(Data entries):
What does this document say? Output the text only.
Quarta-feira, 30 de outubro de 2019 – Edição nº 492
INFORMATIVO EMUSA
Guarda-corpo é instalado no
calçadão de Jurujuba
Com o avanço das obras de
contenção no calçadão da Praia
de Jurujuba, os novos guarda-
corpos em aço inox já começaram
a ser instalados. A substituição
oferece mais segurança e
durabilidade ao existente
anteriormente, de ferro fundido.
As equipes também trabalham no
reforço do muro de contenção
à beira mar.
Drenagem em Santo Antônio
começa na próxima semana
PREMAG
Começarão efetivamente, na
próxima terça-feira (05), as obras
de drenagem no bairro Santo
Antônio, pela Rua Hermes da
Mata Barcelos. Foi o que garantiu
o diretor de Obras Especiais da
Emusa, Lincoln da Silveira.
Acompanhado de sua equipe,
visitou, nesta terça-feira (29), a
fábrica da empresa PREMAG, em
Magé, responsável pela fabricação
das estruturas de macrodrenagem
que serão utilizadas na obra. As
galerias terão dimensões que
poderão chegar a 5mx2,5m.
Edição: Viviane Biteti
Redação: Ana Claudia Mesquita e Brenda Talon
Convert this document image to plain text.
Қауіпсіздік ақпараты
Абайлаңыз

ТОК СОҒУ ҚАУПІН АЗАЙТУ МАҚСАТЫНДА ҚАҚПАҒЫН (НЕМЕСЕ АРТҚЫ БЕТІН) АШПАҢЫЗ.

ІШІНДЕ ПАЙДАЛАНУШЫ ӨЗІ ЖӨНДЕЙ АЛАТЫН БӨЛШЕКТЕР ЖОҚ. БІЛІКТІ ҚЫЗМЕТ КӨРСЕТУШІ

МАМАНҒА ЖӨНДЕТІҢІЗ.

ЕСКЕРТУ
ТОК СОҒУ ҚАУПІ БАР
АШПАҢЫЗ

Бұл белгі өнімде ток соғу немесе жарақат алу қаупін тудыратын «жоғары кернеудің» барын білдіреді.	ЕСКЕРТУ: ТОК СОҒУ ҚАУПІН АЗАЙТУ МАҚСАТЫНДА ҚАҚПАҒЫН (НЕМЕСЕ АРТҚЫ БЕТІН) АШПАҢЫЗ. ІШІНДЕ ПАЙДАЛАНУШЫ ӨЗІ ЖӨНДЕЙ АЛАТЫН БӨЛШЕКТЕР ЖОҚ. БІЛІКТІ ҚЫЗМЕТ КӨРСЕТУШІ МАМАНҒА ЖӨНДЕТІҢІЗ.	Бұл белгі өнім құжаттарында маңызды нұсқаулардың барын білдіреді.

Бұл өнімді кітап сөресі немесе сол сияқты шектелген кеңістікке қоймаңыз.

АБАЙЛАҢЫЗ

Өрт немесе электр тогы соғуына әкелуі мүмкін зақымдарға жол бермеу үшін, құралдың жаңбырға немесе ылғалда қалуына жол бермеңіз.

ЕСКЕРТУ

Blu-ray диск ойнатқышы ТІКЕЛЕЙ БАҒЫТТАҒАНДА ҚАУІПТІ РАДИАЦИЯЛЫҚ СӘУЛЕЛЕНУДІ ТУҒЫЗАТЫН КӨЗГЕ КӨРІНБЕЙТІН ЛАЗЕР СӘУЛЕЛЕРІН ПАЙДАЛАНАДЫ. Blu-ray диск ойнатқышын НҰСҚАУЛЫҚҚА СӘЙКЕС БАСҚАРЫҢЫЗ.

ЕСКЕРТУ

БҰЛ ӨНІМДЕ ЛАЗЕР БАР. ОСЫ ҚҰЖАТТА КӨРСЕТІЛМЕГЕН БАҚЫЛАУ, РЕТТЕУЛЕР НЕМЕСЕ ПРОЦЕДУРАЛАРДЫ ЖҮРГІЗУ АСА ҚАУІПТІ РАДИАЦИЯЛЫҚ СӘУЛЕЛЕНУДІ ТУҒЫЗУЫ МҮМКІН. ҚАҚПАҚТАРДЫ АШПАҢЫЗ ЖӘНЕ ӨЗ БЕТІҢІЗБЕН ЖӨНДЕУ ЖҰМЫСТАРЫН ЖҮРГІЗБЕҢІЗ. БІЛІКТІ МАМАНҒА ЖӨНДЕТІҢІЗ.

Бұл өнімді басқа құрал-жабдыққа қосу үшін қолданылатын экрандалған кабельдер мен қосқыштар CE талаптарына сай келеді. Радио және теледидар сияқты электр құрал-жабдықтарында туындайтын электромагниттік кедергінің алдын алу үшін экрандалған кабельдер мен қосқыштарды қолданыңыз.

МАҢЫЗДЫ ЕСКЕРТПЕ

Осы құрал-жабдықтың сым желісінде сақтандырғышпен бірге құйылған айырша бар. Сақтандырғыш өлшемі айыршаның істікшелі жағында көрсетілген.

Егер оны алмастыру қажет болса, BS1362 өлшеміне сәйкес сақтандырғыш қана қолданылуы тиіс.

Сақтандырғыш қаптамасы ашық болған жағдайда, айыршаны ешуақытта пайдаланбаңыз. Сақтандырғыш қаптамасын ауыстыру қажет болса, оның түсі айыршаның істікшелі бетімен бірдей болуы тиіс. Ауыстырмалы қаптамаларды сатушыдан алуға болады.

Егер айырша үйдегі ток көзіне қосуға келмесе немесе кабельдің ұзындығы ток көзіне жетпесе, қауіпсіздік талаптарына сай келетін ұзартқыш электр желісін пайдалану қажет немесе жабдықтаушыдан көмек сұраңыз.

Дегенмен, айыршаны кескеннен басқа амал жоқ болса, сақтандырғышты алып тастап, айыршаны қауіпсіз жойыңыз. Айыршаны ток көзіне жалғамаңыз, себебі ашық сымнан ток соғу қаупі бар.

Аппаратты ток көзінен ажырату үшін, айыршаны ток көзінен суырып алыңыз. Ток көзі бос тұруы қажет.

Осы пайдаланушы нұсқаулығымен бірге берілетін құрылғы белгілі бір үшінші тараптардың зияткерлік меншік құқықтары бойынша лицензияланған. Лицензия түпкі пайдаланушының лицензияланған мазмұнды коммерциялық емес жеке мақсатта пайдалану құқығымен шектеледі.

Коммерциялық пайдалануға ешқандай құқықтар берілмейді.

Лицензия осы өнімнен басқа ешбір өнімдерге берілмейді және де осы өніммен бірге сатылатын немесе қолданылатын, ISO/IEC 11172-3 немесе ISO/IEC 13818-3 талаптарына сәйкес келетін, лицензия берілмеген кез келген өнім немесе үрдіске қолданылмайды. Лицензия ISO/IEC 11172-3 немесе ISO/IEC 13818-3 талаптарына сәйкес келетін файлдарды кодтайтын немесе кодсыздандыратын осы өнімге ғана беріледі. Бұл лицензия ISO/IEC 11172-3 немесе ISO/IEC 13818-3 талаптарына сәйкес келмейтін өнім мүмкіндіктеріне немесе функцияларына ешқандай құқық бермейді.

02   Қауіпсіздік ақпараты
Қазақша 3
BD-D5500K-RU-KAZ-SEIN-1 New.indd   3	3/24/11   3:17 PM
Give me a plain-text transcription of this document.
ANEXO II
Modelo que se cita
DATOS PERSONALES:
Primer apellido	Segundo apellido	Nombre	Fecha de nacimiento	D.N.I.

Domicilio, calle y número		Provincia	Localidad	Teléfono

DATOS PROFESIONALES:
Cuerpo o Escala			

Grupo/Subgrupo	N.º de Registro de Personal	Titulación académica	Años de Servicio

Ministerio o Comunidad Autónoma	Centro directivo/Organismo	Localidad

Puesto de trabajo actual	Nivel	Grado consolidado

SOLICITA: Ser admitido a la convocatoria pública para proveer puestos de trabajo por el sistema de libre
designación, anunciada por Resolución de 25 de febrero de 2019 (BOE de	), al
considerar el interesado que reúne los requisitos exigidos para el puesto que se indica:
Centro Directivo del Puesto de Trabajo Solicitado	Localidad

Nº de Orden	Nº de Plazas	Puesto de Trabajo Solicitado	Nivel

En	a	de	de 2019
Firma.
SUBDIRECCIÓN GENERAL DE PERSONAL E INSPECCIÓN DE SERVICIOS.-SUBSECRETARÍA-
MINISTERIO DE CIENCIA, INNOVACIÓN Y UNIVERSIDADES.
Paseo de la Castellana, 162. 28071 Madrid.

(What to work on): Repeat only the stretch of lines that begins at the line containing "Give me a plain-text" and ends at the last line above, both included.

(Response to this exercise):
Give me a plain-text transcription of this document.
ANEXO II
Modelo que se cita
DATOS PERSONALES:
Primer apellido	Segundo apellido	Nombre	Fecha de nacimiento	D.N.I.

Domicilio, calle y número		Provincia	Localidad	Teléfono

DATOS PROFESIONALES:
Cuerpo o Escala			

Grupo/Subgrupo	N.º de Registro de Personal	Titulación académica	Años de Servicio

Ministerio o Comunidad Autónoma	Centro directivo/Organismo	Localidad

Puesto de trabajo actual	Nivel	Grado consolidado

SOLICITA: Ser admitido a la convocatoria pública para proveer puestos de trabajo por el sistema de libre
designación, anunciada por Resolución de 25 de febrero de 2019 (BOE de	), al
considerar el interesado que reúne los requisitos exigidos para el puesto que se indica:
Centro Directivo del Puesto de Trabajo Solicitado	Localidad

Nº de Orden	Nº de Plazas	Puesto de Trabajo Solicitado	Nivel

En	a	de	de 2019
Firma.
SUBDIRECCIÓN GENERAL DE PERSONAL E INSPECCIÓN DE SERVICIOS.-SUBSECRETARÍA-
MINISTERIO DE CIENCIA, INNOVACIÓN Y UNIVERSIDADES.
Paseo de la Castellana, 162. 28071 Madrid.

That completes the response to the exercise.